**Objective**
Output every entry exactly as written.

-- START Data lines --

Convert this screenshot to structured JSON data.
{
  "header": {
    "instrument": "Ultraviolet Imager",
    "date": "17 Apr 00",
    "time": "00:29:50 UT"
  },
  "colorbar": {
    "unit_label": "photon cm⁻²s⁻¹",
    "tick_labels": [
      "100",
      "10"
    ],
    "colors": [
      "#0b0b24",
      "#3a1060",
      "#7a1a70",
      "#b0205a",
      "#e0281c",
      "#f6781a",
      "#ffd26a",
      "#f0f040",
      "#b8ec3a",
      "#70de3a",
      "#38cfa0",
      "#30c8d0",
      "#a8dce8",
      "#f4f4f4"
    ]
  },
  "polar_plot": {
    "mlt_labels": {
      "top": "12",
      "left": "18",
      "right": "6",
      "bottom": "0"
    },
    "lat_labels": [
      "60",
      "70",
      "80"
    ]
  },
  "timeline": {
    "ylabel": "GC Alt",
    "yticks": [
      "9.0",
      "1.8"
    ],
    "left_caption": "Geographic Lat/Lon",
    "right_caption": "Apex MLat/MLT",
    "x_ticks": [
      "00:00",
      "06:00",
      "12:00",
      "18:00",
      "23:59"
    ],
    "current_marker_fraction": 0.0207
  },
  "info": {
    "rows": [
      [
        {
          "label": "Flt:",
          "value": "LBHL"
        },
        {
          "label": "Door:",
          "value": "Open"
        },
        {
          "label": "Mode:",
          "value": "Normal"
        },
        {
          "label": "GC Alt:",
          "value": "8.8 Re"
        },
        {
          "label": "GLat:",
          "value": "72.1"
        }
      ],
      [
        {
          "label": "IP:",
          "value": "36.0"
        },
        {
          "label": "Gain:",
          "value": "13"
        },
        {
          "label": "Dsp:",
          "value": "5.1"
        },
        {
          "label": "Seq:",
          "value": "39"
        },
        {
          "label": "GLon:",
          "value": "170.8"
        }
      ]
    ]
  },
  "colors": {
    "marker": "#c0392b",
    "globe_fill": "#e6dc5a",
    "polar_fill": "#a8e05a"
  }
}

-- END Data lines --

**Output for this exercise**
Convert this screenshot to structured JSON data.
{
  "header": {
    "instrument": "Ultraviolet Imager",
    "date": "17 Apr 00",
    "time": "00:29:50 UT"
  },
  "colorbar": {
    "unit_label": "photon cm⁻²s⁻¹",
    "tick_labels": [
      "100",
      "10"
    ],
    "colors": [
      "#0b0b24",
      "#3a1060",
      "#7a1a70",
      "#b0205a",
      "#e0281c",
      "#f6781a",
      "#ffd26a",
      "#f0f040",
      "#b8ec3a",
      "#70de3a",
      "#38cfa0",
      "#30c8d0",
      "#a8dce8",
      "#f4f4f4"
    ]
  },
  "polar_plot": {
    "mlt_labels": {
      "top": "12",
      "left": "18",
      "right": "6",
      "bottom": "0"
    },
    "lat_labels": [
      "60",
      "70",
      "80"
    ]
  },
  "timeline": {
    "ylabel": "GC Alt",
    "yticks": [
      "9.0",
      "1.8"
    ],
    "left_caption": "Geographic Lat/Lon",
    "right_caption": "Apex MLat/MLT",
    "x_ticks": [
      "00:00",
      "06:00",
      "12:00",
      "18:00",
      "23:59"
    ],
    "current_marker_fraction": 0.0207
  },
  "info": {
    "rows": [
      [
        {
          "label": "Flt:",
          "value": "LBHL"
        },
        {
          "label": "Door:",
          "value": "Open"
        },
        {
          "label": "Mode:",
          "value": "Normal"
        },
        {
          "label": "GC Alt:",
          "value": "8.8 Re"
        },
        {
          "label": "GLat:",
          "value": "72.1"
        }
      ],
      [
        {
          "label": "IP:",
          "value": "36.0"
        },
        {
          "label": "Gain:",
          "value": "13"
        },
        {
          "label": "Dsp:",
          "value": "5.1"
        },
        {
          "label": "Seq:",
          "value": "39"
        },
        {
          "label": "GLon:",
          "value": "170.8"
        }
      ]
    ]
  },
  "colors": {
    "marker": "#c0392b",
    "globe_fill": "#e6dc5a",
    "polar_fill": "#a8e05a"
  }
}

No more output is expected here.